Exercise objective — Without altering anything, repeat each of the records.
*** The records ***
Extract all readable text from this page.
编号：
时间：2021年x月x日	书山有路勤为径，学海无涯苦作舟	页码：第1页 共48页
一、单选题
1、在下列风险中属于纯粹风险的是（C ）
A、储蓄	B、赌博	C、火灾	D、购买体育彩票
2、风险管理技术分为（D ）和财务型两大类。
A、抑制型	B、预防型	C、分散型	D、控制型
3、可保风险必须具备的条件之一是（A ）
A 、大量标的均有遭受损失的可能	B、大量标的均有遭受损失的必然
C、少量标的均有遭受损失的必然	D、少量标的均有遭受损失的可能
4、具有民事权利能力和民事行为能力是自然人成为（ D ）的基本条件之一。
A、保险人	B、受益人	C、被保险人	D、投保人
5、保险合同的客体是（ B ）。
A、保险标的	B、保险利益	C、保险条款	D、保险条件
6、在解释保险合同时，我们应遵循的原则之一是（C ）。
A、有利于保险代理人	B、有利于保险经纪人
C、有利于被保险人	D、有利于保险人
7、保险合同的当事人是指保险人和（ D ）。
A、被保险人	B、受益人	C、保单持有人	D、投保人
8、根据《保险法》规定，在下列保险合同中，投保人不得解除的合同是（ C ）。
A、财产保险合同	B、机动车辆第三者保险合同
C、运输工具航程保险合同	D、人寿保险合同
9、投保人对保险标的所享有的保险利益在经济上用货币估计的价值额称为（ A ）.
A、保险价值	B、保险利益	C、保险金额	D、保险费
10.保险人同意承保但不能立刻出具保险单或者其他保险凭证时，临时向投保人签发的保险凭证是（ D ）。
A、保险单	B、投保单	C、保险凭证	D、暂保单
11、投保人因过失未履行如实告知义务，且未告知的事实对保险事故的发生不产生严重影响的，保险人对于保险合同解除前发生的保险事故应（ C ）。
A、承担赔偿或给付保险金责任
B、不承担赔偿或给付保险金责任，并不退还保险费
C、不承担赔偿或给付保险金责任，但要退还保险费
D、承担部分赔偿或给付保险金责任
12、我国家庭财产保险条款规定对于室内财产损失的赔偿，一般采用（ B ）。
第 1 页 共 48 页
***
Output for this exercise —
Extract all readable text from this page.
编号：
时间：2021年x月x日	书山有路勤为径，学海无涯苦作舟	页码：第1页 共48页
一、单选题
1、在下列风险中属于纯粹风险的是（C ）
A、储蓄	B、赌博	C、火灾	D、购买体育彩票
2、风险管理技术分为（D ）和财务型两大类。
A、抑制型	B、预防型	C、分散型	D、控制型
3、可保风险必须具备的条件之一是（A ）
A 、大量标的均有遭受损失的可能	B、大量标的均有遭受损失的必然
C、少量标的均有遭受损失的必然	D、少量标的均有遭受损失的可能
4、具有民事权利能力和民事行为能力是自然人成为（ D ）的基本条件之一。
A、保险人	B、受益人	C、被保险人	D、投保人
5、保险合同的客体是（ B ）。
A、保险标的	B、保险利益	C、保险条款	D、保险条件
6、在解释保险合同时，我们应遵循的原则之一是（C ）。
A、有利于保险代理人	B、有利于保险经纪人
C、有利于被保险人	D、有利于保险人
7、保险合同的当事人是指保险人和（ D ）。
A、被保险人	B、受益人	C、保单持有人	D、投保人
8、根据《保险法》规定，在下列保险合同中，投保人不得解除的合同是（ C ）。
A、财产保险合同	B、机动车辆第三者保险合同
C、运输工具航程保险合同	D、人寿保险合同
9、投保人对保险标的所享有的保险利益在经济上用货币估计的价值额称为（ A ）.
A、保险价值	B、保险利益	C、保险金额	D、保险费
10.保险人同意承保但不能立刻出具保险单或者其他保险凭证时，临时向投保人签发的保险凭证是（ D ）。
A、保险单	B、投保单	C、保险凭证	D、暂保单
11、投保人因过失未履行如实告知义务，且未告知的事实对保险事故的发生不产生严重影响的，保险人对于保险合同解除前发生的保险事故应（ C ）。
A、承担赔偿或给付保险金责任
B、不承担赔偿或给付保险金责任，并不退还保险费
C、不承担赔偿或给付保险金责任，但要退还保险费
D、承担部分赔偿或给付保险金责任
12、我国家庭财产保险条款规定对于室内财产损失的赔偿，一般采用（ B ）。
第 1 页 共 48 页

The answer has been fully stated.